> [Reading text]
"""
This email could have gone in a million different directions.
Usually, throughout the week, I mull over what’s happening, the general vibe that I’m picking up from other runners and walkers in groups I’m a member of. Then, I start to formulate and focus my ideas for an email.
But this week, there’s been so much going on. My brain has been scattered. Busy at work, busy at home, busy with Earth Runs. As a friend of mine who works in computers said, “you’ve got too many windows open”. And that’s what it feels like.
I have a son who’s dyslexic. Brilliantly so. Dyslexia doesn’t just affect your ability to read and spell. It is a totally different way of thinking. Dyslexics often can’t hold their focus, their brains whirring away in a million directions—incredible ideas, often with a neurological pathway that could fill an atlas five times over.
We’ve learnt never to give my son more than three things to do as it’s like watching a bumper car bouncing off the walls; his mind is firing off in all different directions. Over the years, he’s grown a resilience and an understanding of his dyslexia. We laugh with him now as we find the cereal in the fridge, or as he brings hay into the kitchen to feed his guinea pig who’s outside. When it happens, we just say that ‘chaos is a friend of mine.’
Yet, you put our boy onto a football field, a rugby pitch, give him a tennis racket, or a scooter, and suddenly that chaos is calmed. It’s like watching a dolphin jump or a buzzard glide. It’s what he’s meant to do. His brain and body become one. His movements don’t need thinking about; it is the most natural thing in the world. Thoughts and motion entwined.
"""
> [Exercise instructions]
**1)** From the email about the writer's son, output the part that opens with the words containing "This email could" and closes with "it feels like.".
**2)** Which animals does the email about the writer's son mention? List every one.
**3)** Write the next part of the email about the writer's son, picking up after its final sentence.
The material that comes next was taken from a different source.

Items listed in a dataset
"""
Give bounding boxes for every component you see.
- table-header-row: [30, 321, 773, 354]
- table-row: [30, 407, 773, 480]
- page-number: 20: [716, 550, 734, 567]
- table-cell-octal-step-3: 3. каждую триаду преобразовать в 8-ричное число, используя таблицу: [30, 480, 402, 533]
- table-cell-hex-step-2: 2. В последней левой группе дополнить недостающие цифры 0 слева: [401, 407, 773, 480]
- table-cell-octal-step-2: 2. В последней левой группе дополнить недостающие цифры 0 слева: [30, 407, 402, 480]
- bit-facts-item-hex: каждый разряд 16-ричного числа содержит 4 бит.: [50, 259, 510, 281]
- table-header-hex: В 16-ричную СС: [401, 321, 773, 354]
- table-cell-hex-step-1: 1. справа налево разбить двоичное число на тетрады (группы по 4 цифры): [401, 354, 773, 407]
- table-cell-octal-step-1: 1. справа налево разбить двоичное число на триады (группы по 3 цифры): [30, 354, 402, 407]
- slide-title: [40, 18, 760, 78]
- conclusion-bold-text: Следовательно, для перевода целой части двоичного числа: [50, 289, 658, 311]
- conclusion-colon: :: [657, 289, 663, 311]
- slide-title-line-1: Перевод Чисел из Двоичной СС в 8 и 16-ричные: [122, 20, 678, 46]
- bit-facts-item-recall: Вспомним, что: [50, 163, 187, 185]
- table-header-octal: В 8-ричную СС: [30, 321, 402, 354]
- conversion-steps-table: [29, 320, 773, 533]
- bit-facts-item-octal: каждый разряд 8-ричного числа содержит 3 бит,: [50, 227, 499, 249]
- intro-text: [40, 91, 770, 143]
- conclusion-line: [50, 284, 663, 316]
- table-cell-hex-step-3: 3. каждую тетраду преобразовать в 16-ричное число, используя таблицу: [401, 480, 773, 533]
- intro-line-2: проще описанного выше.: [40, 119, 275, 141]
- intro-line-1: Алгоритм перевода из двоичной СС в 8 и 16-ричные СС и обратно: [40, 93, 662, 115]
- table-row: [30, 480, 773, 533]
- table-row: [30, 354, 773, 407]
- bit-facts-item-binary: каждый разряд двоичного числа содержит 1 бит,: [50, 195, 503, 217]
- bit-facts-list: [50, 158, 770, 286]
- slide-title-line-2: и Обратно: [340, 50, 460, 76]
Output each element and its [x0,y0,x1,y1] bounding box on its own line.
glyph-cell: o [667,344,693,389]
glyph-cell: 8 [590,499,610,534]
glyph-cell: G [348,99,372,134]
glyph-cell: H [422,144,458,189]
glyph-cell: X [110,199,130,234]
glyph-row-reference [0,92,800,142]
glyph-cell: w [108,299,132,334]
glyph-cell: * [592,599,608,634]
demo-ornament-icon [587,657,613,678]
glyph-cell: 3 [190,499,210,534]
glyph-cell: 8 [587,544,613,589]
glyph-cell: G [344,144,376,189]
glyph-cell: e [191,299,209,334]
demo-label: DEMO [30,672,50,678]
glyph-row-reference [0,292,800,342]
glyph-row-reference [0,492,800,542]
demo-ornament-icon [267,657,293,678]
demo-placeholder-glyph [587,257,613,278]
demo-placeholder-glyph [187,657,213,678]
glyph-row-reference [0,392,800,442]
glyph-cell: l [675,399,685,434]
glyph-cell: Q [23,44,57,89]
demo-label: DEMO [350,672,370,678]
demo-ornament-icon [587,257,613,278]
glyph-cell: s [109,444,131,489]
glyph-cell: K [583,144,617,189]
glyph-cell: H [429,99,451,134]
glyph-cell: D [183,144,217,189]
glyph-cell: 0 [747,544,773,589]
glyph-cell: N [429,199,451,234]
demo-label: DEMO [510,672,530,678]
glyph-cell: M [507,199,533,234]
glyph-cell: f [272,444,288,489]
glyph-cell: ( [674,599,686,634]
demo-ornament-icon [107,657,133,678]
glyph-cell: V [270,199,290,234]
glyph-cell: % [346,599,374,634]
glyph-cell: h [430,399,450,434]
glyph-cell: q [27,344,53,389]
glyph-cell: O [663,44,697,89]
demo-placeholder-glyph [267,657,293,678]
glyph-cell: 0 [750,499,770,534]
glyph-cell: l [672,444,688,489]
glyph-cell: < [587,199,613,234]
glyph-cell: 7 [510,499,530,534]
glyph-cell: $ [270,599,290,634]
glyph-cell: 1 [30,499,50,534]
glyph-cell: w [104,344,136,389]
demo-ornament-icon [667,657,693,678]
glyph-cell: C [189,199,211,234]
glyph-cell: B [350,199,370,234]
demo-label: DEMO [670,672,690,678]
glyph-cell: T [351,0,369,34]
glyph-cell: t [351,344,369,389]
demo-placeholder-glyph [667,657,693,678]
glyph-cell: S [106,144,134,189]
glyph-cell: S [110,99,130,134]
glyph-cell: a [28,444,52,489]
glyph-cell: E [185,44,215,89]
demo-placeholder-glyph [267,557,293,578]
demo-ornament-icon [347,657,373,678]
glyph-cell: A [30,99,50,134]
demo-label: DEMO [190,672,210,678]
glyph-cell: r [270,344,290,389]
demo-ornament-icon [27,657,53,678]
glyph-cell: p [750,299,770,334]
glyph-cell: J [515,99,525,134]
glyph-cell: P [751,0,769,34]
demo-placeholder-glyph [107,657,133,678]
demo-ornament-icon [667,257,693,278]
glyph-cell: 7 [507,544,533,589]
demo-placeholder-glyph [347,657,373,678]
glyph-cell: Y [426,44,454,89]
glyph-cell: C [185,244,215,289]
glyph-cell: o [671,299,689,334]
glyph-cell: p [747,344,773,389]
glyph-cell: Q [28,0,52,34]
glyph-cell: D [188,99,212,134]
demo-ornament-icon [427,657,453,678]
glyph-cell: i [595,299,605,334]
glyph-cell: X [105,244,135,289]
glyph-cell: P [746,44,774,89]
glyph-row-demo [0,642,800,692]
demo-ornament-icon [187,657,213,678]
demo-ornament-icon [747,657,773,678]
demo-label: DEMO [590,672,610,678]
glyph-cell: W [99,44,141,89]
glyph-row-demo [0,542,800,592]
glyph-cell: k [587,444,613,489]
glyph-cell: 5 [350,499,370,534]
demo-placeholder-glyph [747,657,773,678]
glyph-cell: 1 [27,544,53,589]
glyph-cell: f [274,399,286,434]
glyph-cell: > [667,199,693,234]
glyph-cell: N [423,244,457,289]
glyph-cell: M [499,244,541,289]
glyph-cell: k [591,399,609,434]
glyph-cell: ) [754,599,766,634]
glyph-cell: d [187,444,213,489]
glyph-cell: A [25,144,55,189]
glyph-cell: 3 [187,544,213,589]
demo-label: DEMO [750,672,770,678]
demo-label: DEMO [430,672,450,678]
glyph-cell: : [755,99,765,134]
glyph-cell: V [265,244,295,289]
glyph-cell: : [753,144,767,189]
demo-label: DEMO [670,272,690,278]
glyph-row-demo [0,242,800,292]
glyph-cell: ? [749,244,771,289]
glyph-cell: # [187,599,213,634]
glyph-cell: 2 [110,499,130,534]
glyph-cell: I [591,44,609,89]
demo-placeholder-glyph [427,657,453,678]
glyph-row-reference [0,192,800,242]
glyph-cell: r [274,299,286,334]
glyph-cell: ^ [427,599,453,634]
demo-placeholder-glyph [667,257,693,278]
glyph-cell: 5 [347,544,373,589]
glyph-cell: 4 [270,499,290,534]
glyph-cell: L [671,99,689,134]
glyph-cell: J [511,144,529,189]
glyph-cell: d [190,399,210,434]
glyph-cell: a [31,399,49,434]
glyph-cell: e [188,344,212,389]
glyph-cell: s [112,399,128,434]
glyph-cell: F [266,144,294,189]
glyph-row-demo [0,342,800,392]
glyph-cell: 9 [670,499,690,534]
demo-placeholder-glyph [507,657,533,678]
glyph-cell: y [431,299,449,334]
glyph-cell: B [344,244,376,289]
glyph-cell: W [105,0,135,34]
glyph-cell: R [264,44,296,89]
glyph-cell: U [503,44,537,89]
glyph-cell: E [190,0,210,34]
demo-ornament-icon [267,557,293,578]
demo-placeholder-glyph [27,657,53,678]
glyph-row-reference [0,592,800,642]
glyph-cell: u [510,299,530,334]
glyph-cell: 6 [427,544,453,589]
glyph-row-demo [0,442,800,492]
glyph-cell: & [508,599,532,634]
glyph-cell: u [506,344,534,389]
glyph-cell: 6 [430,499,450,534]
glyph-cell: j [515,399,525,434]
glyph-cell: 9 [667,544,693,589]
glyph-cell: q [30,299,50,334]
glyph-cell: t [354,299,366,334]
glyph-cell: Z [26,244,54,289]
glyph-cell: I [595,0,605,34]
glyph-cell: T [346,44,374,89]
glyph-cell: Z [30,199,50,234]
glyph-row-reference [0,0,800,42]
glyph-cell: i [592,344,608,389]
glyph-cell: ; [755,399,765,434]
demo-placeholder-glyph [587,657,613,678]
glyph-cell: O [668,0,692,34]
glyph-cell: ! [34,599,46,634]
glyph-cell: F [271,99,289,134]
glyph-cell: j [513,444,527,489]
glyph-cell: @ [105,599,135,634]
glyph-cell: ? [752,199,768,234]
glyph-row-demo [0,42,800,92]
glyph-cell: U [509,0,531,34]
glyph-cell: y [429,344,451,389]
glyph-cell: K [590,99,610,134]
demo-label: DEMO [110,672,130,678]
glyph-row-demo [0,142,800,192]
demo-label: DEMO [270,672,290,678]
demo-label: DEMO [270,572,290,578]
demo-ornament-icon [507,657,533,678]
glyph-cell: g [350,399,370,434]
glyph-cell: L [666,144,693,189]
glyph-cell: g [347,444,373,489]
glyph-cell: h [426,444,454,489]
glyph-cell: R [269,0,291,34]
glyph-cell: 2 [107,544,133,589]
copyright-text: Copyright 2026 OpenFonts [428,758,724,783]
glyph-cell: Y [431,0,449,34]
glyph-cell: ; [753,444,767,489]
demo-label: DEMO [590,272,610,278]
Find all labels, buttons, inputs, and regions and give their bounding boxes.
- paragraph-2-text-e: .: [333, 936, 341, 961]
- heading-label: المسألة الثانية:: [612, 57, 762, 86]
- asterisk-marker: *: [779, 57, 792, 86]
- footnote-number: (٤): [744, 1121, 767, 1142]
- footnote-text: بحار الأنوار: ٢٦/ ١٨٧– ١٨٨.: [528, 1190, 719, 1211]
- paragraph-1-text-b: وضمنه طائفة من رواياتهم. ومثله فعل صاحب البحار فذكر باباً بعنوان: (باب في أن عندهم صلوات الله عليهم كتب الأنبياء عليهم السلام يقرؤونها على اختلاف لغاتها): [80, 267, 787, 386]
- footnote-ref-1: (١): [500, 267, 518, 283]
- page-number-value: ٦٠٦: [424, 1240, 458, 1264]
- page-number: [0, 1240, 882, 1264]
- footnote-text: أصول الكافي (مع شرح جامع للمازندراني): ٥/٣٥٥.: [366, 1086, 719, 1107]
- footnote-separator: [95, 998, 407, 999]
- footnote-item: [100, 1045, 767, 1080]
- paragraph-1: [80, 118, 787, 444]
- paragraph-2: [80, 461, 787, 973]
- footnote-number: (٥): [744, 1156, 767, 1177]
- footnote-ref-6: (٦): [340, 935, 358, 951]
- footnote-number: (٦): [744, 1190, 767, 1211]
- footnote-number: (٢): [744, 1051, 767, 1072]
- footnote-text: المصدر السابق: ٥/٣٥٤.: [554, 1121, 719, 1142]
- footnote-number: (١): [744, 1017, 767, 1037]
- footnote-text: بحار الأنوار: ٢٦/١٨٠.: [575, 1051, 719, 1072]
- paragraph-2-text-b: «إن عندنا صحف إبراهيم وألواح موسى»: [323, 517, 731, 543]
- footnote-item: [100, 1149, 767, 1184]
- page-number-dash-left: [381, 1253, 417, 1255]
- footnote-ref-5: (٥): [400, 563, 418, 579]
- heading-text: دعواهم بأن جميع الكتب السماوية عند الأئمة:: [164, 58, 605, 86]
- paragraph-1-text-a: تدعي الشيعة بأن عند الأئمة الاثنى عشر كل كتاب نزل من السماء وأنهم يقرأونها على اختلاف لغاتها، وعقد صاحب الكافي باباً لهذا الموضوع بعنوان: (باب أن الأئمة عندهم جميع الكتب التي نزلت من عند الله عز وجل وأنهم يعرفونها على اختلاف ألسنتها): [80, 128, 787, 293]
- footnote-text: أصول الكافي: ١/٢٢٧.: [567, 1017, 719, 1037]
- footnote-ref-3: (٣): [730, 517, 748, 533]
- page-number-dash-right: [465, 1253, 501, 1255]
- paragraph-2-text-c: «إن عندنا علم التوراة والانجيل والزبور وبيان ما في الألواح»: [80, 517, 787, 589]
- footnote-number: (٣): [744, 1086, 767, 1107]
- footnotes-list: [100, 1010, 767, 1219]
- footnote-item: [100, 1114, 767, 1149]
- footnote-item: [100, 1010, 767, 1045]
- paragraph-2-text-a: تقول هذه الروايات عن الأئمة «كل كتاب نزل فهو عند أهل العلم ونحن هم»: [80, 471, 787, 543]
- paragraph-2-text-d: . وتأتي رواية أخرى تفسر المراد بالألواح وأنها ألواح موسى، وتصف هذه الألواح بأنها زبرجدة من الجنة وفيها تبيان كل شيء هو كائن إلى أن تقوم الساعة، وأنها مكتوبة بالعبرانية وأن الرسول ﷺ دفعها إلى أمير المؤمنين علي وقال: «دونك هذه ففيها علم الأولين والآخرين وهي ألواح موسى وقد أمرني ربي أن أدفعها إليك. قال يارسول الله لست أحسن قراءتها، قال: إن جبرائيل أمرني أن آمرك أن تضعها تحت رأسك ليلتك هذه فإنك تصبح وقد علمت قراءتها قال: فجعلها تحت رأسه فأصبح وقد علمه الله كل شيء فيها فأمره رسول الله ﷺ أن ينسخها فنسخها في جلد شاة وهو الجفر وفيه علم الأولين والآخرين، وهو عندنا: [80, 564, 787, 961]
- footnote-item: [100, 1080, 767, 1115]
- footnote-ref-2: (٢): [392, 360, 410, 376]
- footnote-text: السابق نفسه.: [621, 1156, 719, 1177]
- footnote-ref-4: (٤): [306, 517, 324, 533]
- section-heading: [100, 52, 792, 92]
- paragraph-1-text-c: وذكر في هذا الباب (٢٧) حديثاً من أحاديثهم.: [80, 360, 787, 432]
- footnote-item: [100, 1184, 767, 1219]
"""
> [The results]
**1)**
This email could have gone in a million different directions.
Usually, throughout the week, I mull over what’s happening, the general vibe that I’m picking up from other runners and walkers in groups I’m a member of. Then, I start to formulate and focus my ideas for an email.
But this week, there’s been so much going on. My brain has been scattered. Busy at work, busy at home, busy with Earth Runs. As a friend of mine who works in computers said, “you’ve got too many windows open”. And that’s what it feels like.

**2)** guinea pig, dolphin, buzzard

**3)**
Now I can’t even begin to compare my running style to the grace he holds in his physical activities. I can’t imagine a time when my minds-eye-view of myself effortlessly running matches that with the actual view I see when I run past a shop window. A slightly too upright, awkward-looking middle-aged woman looking a million miles away from ‘effortless’ reflected back at me. But I do understand that the physical effort does something incredible to my mind.
It begins to happen after those first rubbish ten minutes. And there are no two ways around it; those first ten minutes are often rubbish. I researched and discovered it’s your aerobic and anaerobic respiration working out what your body needs. Your body recognises that this isn’t a fight or flight situation, but instead, it’s what you’re going to be doing for a while, and so it settles into it, starts to burn energy from the right source and finds its rhythm. Whatever that rhythm looks like to you.
It’s then, during the rhythm, that the magic happens for me. It’s not a quietening of the mind. It’s time for the mind. With no other interruptions. No phones going, no children needing me, nothing else more important right now than for me to be right here, right now.
My mind wanders. And it wonders.
Of course, there are times when it berates me or my pace, there are moments when I panic and realise I’ve forgotten to do something, there are thoughts that are both good and bad. But no matter what those thoughts, they are like a flowing stream; they come and go. Being on a run allows that to happen. Some thoughts will float on by, others will stick. It almost doesn’t matter. It’s actually the time given to let the thoughts happen without needing to act, without being able to react. That’s what matters. That’s what calms my mind and closes a few of those windows.
Thoughts and motion entwined. Not graceful, but effective.
I’ve had a million ideas on past runs. Some good, some bad, some stick (hello Earth Runs!), others float by. What I do know is that it’s this precious time when my body and mind come together that actually propels me to keep getting up, keep getting out there, because, without that time, chaos would be a friend of mine too.
I hope your week has fewer windows open. I hope the miles let your mind flow too.
Enjoy.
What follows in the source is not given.